**Exercise material:**
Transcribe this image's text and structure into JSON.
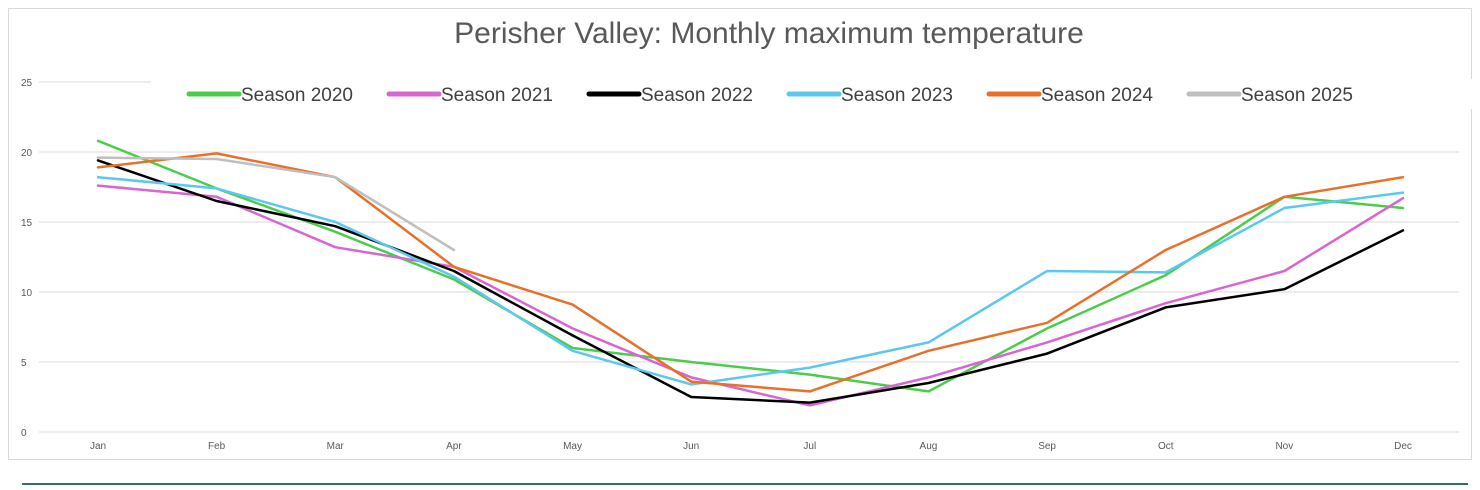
{
  "chart_data": {
    "type": "line",
    "title": "Perisher Valley: Monthly maximum temperature",
    "xlabel": "",
    "ylabel": "",
    "categories": [
      "Jan",
      "Feb",
      "Mar",
      "Apr",
      "May",
      "Jun",
      "Jul",
      "Aug",
      "Sep",
      "Oct",
      "Nov",
      "Dec"
    ],
    "ylim": [
      0,
      25
    ],
    "yticks": [
      0,
      5,
      10,
      15,
      20,
      25
    ],
    "grid": true,
    "legend": "top",
    "series": [
      {
        "name": "Season 2020",
        "color": "#4ccc4c",
        "values": [
          20.8,
          17.4,
          14.3,
          10.9,
          6.0,
          5.0,
          4.1,
          2.9,
          7.4,
          11.2,
          16.8,
          16.0
        ]
      },
      {
        "name": "Season 2021",
        "color": "#d865d3",
        "values": [
          17.6,
          16.8,
          13.2,
          11.8,
          7.4,
          3.9,
          1.9,
          3.9,
          6.4,
          9.2,
          11.5,
          16.7
        ]
      },
      {
        "name": "Season 2022",
        "color": "#000000",
        "values": [
          19.4,
          16.5,
          14.7,
          11.5,
          6.9,
          2.5,
          2.1,
          3.5,
          5.6,
          8.9,
          10.2,
          14.4
        ]
      },
      {
        "name": "Season 2023",
        "color": "#5cc8f0",
        "values": [
          18.2,
          17.4,
          15.0,
          11.1,
          5.8,
          3.4,
          4.6,
          6.4,
          11.5,
          11.4,
          16.0,
          17.1
        ]
      },
      {
        "name": "Season 2024",
        "color": "#e8702a",
        "values": [
          18.9,
          19.9,
          18.2,
          11.8,
          9.1,
          3.6,
          2.9,
          5.8,
          7.8,
          13.0,
          16.8,
          18.2
        ]
      },
      {
        "name": "Season 2025",
        "color": "#bfbfbf",
        "values": [
          19.6,
          19.5,
          18.2,
          13.0,
          null,
          null,
          null,
          null,
          null,
          null,
          null,
          null
        ]
      }
    ]
  }
}
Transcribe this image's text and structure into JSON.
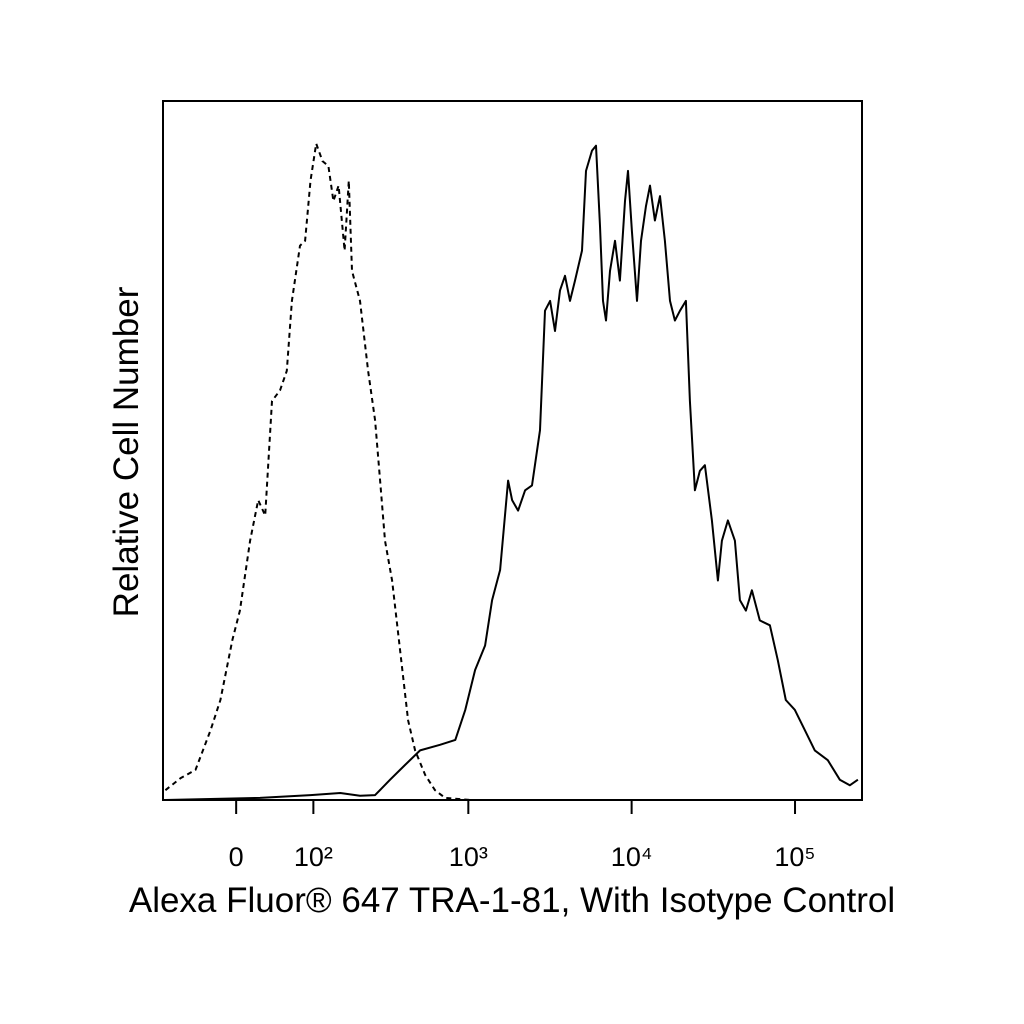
{
  "chart_data": {
    "type": "line",
    "x_label": "Alexa Fluor® 647 TRA-1-81, With Isotype Control",
    "y_label": "Relative Cell Number",
    "xscale": "asinh",
    "xlim": [
      -93,
      257000
    ],
    "xticks": [
      0,
      {
        "value": 100,
        "label": "10²"
      },
      {
        "value": 1000,
        "label": "10³"
      },
      {
        "value": 10000,
        "label": "10⁴"
      },
      {
        "value": 100000,
        "label": "10⁵"
      }
    ],
    "ylim": [
      0,
      100
    ],
    "series": [
      {
        "color": "#000000",
        "style": "dashed",
        "x": [
          -89,
          -66,
          -46,
          -28,
          -17,
          -4,
          4,
          15,
          24,
          32,
          40,
          50,
          59,
          66,
          78,
          86,
          95,
          105,
          117,
          129,
          140,
          152,
          167,
          178,
          187,
          211,
          238,
          264,
          284,
          305,
          338,
          379,
          425,
          470,
          542,
          624,
          720,
          1026
        ],
        "values": [
          1.4,
          3.1,
          4.3,
          10,
          14.3,
          22.9,
          27.1,
          37.1,
          42.9,
          40.7,
          57.1,
          58.6,
          61.4,
          71.4,
          79.3,
          80,
          88.6,
          93.9,
          91.4,
          90.7,
          85.7,
          87.9,
          78.6,
          88.6,
          75.7,
          71.4,
          61.4,
          54.3,
          45.7,
          37.1,
          31.4,
          21.4,
          11.4,
          7.1,
          3.6,
          1.4,
          0.3,
          0
        ]
      },
      {
        "color": "#000000",
        "style": "solid",
        "x": [
          -89,
          26,
          95,
          156,
          211,
          264,
          328,
          407,
          505,
          670,
          832,
          958,
          1101,
          1267,
          1398,
          1566,
          1752,
          1854,
          2018,
          2227,
          2455,
          2751,
          2949,
          3169,
          3397,
          3644,
          3910,
          4195,
          4503,
          4967,
          5259,
          5719,
          6050,
          6403,
          6680,
          6965,
          7372,
          7908,
          8482,
          9105,
          9496,
          10043,
          10784,
          11408,
          12247,
          12950,
          13889,
          14911,
          15990,
          17168,
          18411,
          19764,
          21497,
          22735,
          24407,
          26178,
          28101,
          30997,
          33744,
          35690,
          38844,
          42845,
          45995,
          50019,
          54454,
          60914,
          70148,
          78508,
          87818,
          99712,
          114798,
          132164,
          158764,
          188062,
          216524,
          242402
        ],
        "values": [
          0,
          0.3,
          0.7,
          1,
          0.6,
          0.7,
          2.9,
          5,
          7.1,
          7.9,
          8.6,
          12.9,
          18.6,
          22.1,
          28.6,
          32.9,
          45.7,
          42.9,
          41.4,
          44.3,
          45,
          52.9,
          70,
          71.4,
          67.1,
          72.9,
          75,
          71.4,
          74.3,
          78.6,
          90,
          92.9,
          93.6,
          82.1,
          71.4,
          68.6,
          75.7,
          80,
          74.3,
          85.7,
          90,
          81.4,
          71.4,
          80,
          85,
          87.9,
          82.9,
          86.4,
          80,
          71.4,
          68.6,
          70,
          71.4,
          57.1,
          44.3,
          47.1,
          47.9,
          40,
          31.4,
          37.1,
          40,
          37.1,
          28.6,
          27.1,
          30,
          25.7,
          25,
          20,
          14.3,
          12.9,
          10,
          7.1,
          5.7,
          2.9,
          2.1,
          2.9
        ]
      }
    ]
  }
}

**Requirements:** Extract all the data above exactly, excluding every picture.

**Task output:**
Transcribe this image's text and structure into JSON.
{
  "chart_data": {
    "type": "line",
    "title": "Perisher Valley: Monthly maximum temperature",
    "xlabel": "",
    "ylabel": "",
    "categories": [
      "Jan",
      "Feb",
      "Mar",
      "Apr",
      "May",
      "Jun",
      "Jul",
      "Aug",
      "Sep",
      "Oct",
      "Nov",
      "Dec"
    ],
    "ylim": [
      0,
      25
    ],
    "yticks": [
      0,
      5,
      10,
      15,
      20,
      25
    ],
    "grid": true,
    "legend": "top",
    "series": [
      {
        "name": "Season 2020",
        "color": "#4ccc4c",
        "values": [
          20.8,
          17.4,
          14.3,
          10.9,
          6.0,
          5.0,
          4.1,
          2.9,
          7.4,
          11.2,
          16.8,
          16.0
        ]
      },
      {
        "name": "Season 2021",
        "color": "#d865d3",
        "values": [
          17.6,
          16.8,
          13.2,
          11.8,
          7.4,
          3.9,
          1.9,
          3.9,
          6.4,
          9.2,
          11.5,
          16.7
        ]
      },
      {
        "name": "Season 2022",
        "color": "#000000",
        "values": [
          19.4,
          16.5,
          14.7,
          11.5,
          6.9,
          2.5,
          2.1,
          3.5,
          5.6,
          8.9,
          10.2,
          14.4
        ]
      },
      {
        "name": "Season 2023",
        "color": "#5cc8f0",
        "values": [
          18.2,
          17.4,
          15.0,
          11.1,
          5.8,
          3.4,
          4.6,
          6.4,
          11.5,
          11.4,
          16.0,
          17.1
        ]
      },
      {
        "name": "Season 2024",
        "color": "#e8702a",
        "values": [
          18.9,
          19.9,
          18.2,
          11.8,
          9.1,
          3.6,
          2.9,
          5.8,
          7.8,
          13.0,
          16.8,
          18.2
        ]
      },
      {
        "name": "Season 2025",
        "color": "#bfbfbf",
        "values": [
          19.6,
          19.5,
          18.2,
          13.0,
          null,
          null,
          null,
          null,
          null,
          null,
          null,
          null
        ]
      }
    ]
  }
}
Transcribe this image's text and structure into JSON.
{
  "chart_data": {
    "type": "line",
    "x_label": "Alexa Fluor® 647 TRA-1-81, With Isotype Control",
    "y_label": "Relative Cell Number",
    "xscale": "asinh",
    "xlim": [
      -93,
      257000
    ],
    "xticks": [
      0,
      {
        "value": 100,
        "label": "10²"
      },
      {
        "value": 1000,
        "label": "10³"
      },
      {
        "value": 10000,
        "label": "10⁴"
      },
      {
        "value": 100000,
        "label": "10⁵"
      }
    ],
    "ylim": [
      0,
      100
    ],
    "series": [
      {
        "color": "#000000",
        "style": "dashed",
        "x": [
          -89,
          -66,
          -46,
          -28,
          -17,
          -4,
          4,
          15,
          24,
          32,
          40,
          50,
          59,
          66,
          78,
          86,
          95,
          105,
          117,
          129,
          140,
          152,
          167,
          178,
          187,
          211,
          238,
          264,
          284,
          305,
          338,
          379,
          425,
          470,
          542,
          624,
          720,
          1026
        ],
        "values": [
          1.4,
          3.1,
          4.3,
          10,
          14.3,
          22.9,
          27.1,
          37.1,
          42.9,
          40.7,
          57.1,
          58.6,
          61.4,
          71.4,
          79.3,
          80,
          88.6,
          93.9,
          91.4,
          90.7,
          85.7,
          87.9,
          78.6,
          88.6,
          75.7,
          71.4,
          61.4,
          54.3,
          45.7,
          37.1,
          31.4,
          21.4,
          11.4,
          7.1,
          3.6,
          1.4,
          0.3,
          0
        ]
      },
      {
        "color": "#000000",
        "style": "solid",
        "x": [
          -89,
          26,
          95,
          156,
          211,
          264,
          328,
          407,
          505,
          670,
          832,
          958,
          1101,
          1267,
          1398,
          1566,
          1752,
          1854,
          2018,
          2227,
          2455,
          2751,
          2949,
          3169,
          3397,
          3644,
          3910,
          4195,
          4503,
          4967,
          5259,
          5719,
          6050,
          6403,
          6680,
          6965,
          7372,
          7908,
          8482,
          9105,
          9496,
          10043,
          10784,
          11408,
          12247,
          12950,
          13889,
          14911,
          15990,
          17168,
          18411,
          19764,
          21497,
          22735,
          24407,
          26178,
          28101,
          30997,
          33744,
          35690,
          38844,
          42845,
          45995,
          50019,
          54454,
          60914,
          70148,
          78508,
          87818,
          99712,
          114798,
          132164,
          158764,
          188062,
          216524,
          242402
        ],
        "values": [
          0,
          0.3,
          0.7,
          1,
          0.6,
          0.7,
          2.9,
          5,
          7.1,
          7.9,
          8.6,
          12.9,
          18.6,
          22.1,
          28.6,
          32.9,
          45.7,
          42.9,
          41.4,
          44.3,
          45,
          52.9,
          70,
          71.4,
          67.1,
          72.9,
          75,
          71.4,
          74.3,
          78.6,
          90,
          92.9,
          93.6,
          82.1,
          71.4,
          68.6,
          75.7,
          80,
          74.3,
          85.7,
          90,
          81.4,
          71.4,
          80,
          85,
          87.9,
          82.9,
          86.4,
          80,
          71.4,
          68.6,
          70,
          71.4,
          57.1,
          44.3,
          47.1,
          47.9,
          40,
          31.4,
          37.1,
          40,
          37.1,
          28.6,
          27.1,
          30,
          25.7,
          25,
          20,
          14.3,
          12.9,
          10,
          7.1,
          5.7,
          2.9,
          2.1,
          2.9
        ]
      }
    ]
  }
}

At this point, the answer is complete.